Some time in the middle of the sync, the client freezes. When I kill it (using ctrl+C or kill), the client returns with an error "undefined error" but the process keeps running in state D (as seen in ps), so it cannot be killed. The servers returns, too, and is not seen anymore in the process list.

Here are the last lines of the strace tracks on both the client and the server:

client:
=================
lstat("archives/private/sun-exploit-build/2009-August/date.html", 0x7fff4c604ec0) = -1 ENOENT (No such file or directory)
lstat("archives/private/sun-exploit-build/2009-August/index.html", {st_mode=S_IFLNK|0777, st_size=11, ...}) = 0
lstat("archives/private/sun-exploit-build/2009-August/subject.html", 0x7fff4c604ec0) = -1 ENOENT (No such file or directory)
lstat("archives/private/sun-exploit-build/2009-August/thread.html", 0x7fff4c604ec0) = -1 ENOENT (No such file or directory)
select(5, [3], [4], [4], {60, 0}) = 1 (out [4], left {59, 999997})
write(4, "\37\3\0\7\0\1\0\240\0\0\0\0\0\0\0\0\0\0\0\0\0\0\0\0\1\0\240\0\0\0\0\0"..., 803) = 803
gettimeofday({1274270586, 245243}, NULL) = 0
select(4, [3], [], NULL, {60, 0}) = 0 (Timeout)
select(4, [3], [], NULL, {60, 0}) = 0 (Timeout)
select(4, [3], [], NULL, {60, 0}) = 0 (Timeout)
select(4, [3], [], NULL, {60, 0}) = 0 (Timeout)
select(4, [3], [], NULL, {60, 0}) = 0 (Timeout)
select(4, [3], [], NULL, {60, 0}) = 0 (Timeout)
select(4, [3], [], NULL, {60, 0}) = 0 (Timeout)
select(4, [3], [], NULL, {60, 0}) = 0 (Timeout)
select(4, [3], [], NULL, {60, 0}) = 0 (Timeout)
select(4, [3], [], NULL, {60, 0}^C <unfinished ...>
=================

server:
=================
select(2, NULL, [1], [1], {60, 0}) = 1 (out [1], left {60, 0})
write(1, "\374\17\0\7", 4) = 4
select(2, NULL, [1], [1], {60, 0}) = 1 (out [1], left {60, 0})
write(1, "\"> (Priorit&eacute; supervision:"..., 4092) = 4092
select(2, NULL, [1], [1], {60, 0}) = 1 (out [1], left {60, 0})
write(1, "\374\17\0\7", 4) = 4
select(2, NULL, [1], [1], {60, 0}) = 1 (out [1], left {60, 0})

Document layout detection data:
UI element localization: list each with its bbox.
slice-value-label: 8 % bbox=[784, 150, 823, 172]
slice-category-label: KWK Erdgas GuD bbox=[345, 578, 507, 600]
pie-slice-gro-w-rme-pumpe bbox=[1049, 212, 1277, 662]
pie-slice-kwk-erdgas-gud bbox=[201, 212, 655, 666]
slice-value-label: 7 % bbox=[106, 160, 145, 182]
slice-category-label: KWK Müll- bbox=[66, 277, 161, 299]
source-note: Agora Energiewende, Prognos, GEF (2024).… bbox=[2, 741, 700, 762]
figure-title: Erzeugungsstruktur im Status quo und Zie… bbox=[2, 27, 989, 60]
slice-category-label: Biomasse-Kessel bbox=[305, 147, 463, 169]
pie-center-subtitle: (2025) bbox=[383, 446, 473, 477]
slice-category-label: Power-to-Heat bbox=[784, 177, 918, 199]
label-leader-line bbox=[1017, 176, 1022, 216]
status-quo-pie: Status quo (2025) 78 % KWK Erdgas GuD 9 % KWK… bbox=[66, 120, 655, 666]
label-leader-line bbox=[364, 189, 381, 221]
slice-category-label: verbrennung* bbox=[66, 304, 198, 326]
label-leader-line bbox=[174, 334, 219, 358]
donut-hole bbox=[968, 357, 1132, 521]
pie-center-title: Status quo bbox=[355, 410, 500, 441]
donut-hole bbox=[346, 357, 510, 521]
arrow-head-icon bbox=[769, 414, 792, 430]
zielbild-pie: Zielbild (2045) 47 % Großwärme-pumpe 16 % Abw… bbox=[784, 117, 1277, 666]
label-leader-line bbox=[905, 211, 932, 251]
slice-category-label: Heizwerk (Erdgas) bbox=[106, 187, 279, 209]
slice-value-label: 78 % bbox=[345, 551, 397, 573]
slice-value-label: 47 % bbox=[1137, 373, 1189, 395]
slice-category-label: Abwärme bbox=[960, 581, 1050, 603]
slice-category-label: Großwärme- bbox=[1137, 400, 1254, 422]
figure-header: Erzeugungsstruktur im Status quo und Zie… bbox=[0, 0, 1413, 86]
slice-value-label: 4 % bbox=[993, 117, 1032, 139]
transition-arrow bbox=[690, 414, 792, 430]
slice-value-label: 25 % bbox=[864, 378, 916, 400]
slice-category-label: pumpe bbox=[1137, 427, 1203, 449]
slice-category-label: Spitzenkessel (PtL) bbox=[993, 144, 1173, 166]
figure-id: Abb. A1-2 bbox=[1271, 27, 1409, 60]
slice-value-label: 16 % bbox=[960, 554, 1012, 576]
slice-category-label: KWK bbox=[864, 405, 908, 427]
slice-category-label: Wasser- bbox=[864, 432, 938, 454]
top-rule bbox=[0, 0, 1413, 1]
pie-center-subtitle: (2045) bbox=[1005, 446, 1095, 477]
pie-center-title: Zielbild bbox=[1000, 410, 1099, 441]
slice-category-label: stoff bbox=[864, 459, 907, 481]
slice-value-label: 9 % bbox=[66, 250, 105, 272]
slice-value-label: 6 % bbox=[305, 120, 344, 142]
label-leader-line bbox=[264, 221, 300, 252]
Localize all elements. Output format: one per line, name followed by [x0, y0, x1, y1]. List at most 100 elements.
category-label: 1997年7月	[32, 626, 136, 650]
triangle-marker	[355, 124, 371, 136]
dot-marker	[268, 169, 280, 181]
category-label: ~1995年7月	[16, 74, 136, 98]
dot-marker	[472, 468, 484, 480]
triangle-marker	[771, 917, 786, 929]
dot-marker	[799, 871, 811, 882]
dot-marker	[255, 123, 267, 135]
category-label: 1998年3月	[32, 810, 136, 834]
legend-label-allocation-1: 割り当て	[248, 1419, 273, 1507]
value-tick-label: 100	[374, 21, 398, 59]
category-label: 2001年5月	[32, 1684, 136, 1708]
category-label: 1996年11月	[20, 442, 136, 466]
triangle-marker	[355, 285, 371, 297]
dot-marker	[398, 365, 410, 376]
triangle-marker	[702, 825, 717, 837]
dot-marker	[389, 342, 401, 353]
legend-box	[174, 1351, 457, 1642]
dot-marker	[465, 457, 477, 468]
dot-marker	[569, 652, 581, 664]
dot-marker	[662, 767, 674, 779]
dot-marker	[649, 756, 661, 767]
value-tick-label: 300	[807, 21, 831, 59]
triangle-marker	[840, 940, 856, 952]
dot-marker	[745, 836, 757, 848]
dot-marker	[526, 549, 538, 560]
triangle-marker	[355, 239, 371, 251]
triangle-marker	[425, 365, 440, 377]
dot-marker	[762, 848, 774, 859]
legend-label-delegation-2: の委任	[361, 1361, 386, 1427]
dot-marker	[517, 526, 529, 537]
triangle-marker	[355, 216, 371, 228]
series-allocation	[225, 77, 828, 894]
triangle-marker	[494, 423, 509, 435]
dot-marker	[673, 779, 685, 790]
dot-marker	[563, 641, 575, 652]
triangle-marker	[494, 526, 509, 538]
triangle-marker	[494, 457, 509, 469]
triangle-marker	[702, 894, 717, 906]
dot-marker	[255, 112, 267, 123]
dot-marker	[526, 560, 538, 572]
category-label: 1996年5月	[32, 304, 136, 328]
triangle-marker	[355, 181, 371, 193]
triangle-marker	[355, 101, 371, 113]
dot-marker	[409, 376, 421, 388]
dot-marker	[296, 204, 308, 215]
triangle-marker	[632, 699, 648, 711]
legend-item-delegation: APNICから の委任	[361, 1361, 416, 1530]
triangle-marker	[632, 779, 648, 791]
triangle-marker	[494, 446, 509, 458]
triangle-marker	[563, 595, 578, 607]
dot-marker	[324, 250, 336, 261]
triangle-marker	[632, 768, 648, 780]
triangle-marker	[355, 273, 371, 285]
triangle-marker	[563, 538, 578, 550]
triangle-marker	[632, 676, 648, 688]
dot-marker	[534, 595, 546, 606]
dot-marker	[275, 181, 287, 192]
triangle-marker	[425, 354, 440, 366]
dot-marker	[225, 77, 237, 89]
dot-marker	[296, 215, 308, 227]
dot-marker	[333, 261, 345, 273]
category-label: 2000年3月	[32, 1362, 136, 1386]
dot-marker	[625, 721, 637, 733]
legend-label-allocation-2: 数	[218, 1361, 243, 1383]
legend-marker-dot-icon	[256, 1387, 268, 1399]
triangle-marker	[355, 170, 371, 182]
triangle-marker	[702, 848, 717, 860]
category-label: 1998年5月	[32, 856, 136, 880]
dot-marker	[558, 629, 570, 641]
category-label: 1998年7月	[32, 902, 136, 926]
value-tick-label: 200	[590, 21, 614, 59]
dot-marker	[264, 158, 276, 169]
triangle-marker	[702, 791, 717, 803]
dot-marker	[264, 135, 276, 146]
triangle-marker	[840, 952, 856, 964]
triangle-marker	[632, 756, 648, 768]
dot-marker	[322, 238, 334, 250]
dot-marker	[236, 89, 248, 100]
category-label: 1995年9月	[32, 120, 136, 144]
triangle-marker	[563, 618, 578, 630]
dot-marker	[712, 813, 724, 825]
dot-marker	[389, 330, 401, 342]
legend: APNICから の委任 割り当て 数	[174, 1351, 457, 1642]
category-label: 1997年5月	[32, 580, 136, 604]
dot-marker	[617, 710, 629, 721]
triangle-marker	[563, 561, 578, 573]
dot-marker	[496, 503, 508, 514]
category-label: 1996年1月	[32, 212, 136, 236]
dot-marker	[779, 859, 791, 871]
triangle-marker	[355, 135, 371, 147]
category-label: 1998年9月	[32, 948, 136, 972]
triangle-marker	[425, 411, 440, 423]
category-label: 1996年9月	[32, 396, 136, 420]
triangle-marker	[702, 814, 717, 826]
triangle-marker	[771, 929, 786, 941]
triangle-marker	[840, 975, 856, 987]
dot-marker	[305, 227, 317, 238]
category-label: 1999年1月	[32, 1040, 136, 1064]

**Work order 1**.
According to the post about the frozen sync, why can't the client process be killed after Ctrl+C or kill is used?
**Work order 2**.
Please quote the post about the frozen sync word for word, starting at "Some time in" and ending at "the process list.".

**Written response 1**.
It can't be killed because it keeps running in state D, as shown in ps.

**Written response 2**.
Some time in the middle of the sync, the client freezes. When I kill it (using ctrl+C or kill), the client returns with an error "undefined error" but the process keeps running in state D (as seen in ps), so it cannot be killed. The servers returns, too, and is not seen anymore in the process list.